● **MATERIAL FOR THE TASK**
++++++++++

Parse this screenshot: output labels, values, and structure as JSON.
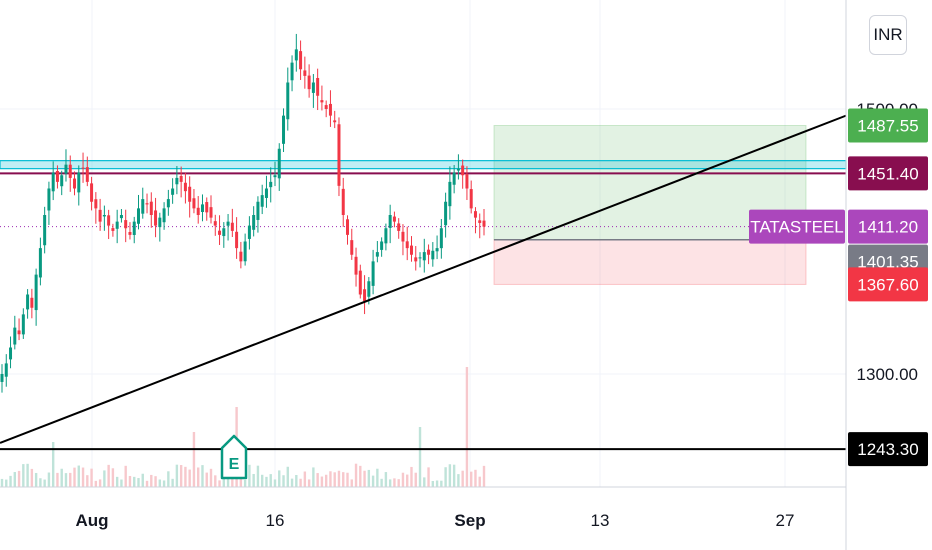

++++++++++

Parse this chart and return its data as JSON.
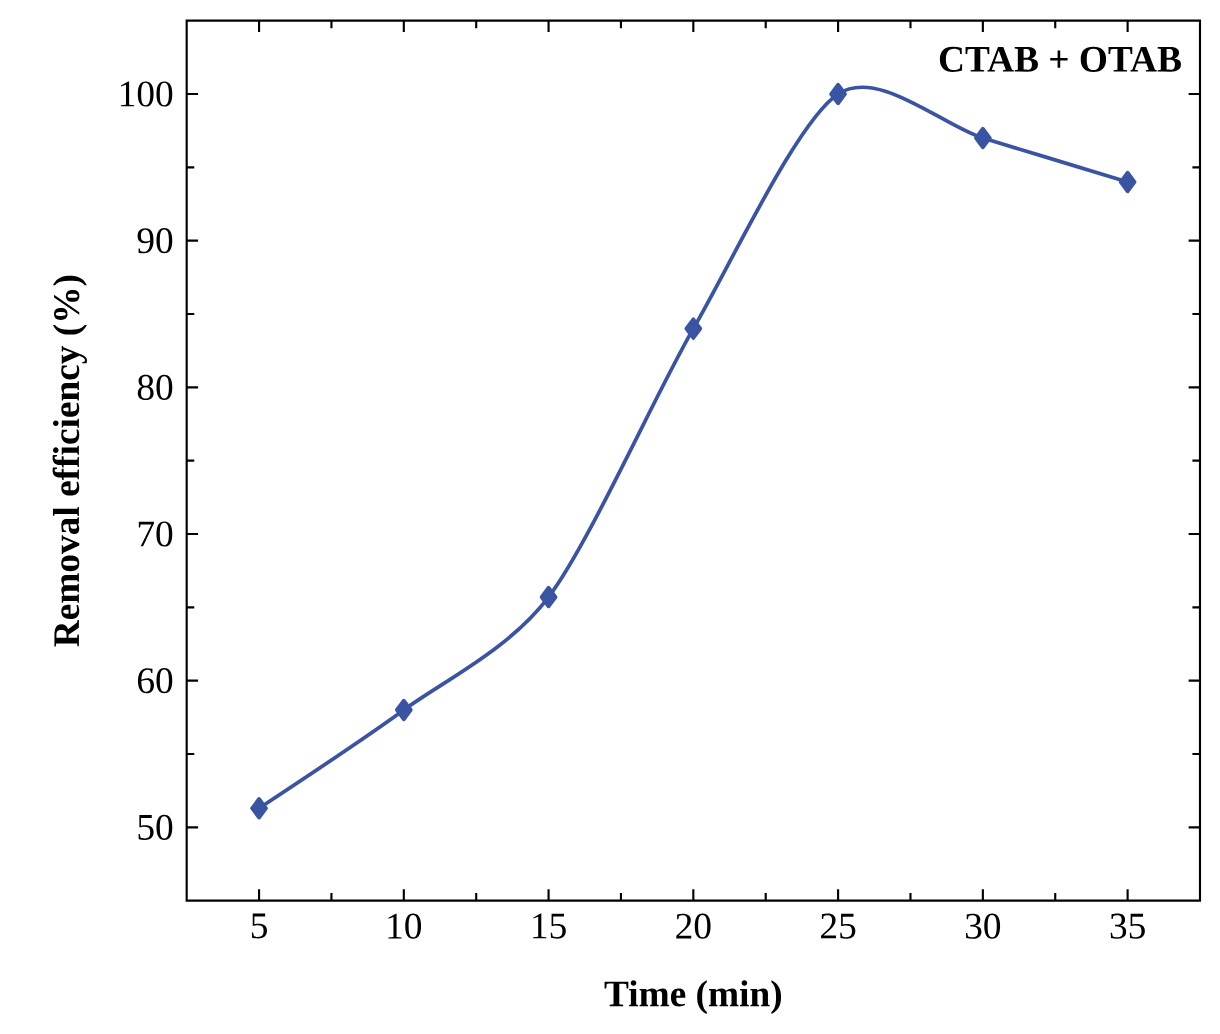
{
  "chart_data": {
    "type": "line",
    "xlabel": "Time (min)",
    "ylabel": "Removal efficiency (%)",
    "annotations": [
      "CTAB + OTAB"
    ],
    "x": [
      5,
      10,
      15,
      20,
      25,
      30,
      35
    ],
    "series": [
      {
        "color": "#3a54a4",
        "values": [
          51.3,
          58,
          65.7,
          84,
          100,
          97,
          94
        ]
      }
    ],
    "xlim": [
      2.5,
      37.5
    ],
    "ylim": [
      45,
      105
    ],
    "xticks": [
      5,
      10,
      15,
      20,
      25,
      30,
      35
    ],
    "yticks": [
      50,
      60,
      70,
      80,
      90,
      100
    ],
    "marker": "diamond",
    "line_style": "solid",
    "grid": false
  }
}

++++++++++

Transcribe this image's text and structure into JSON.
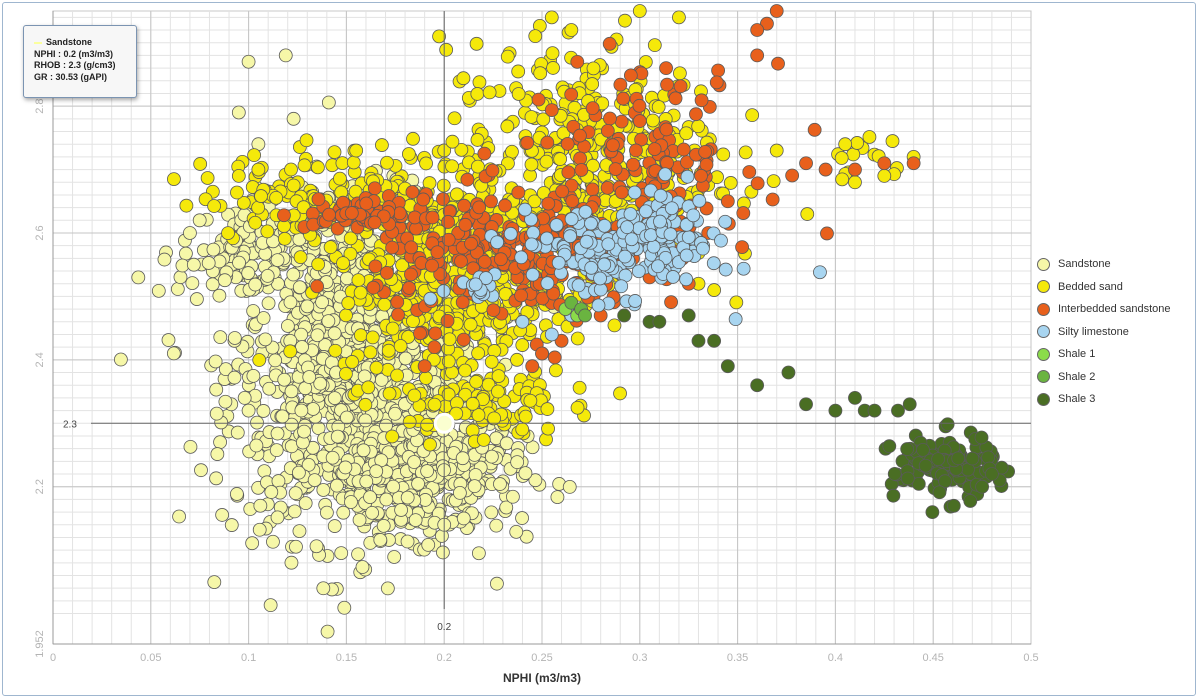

++++++++++

● **TASK STATEMENT**
Within the records, how many lines include "structure"? The answer is the number and nothing else.

● **PROBLEM SOLUTION**
2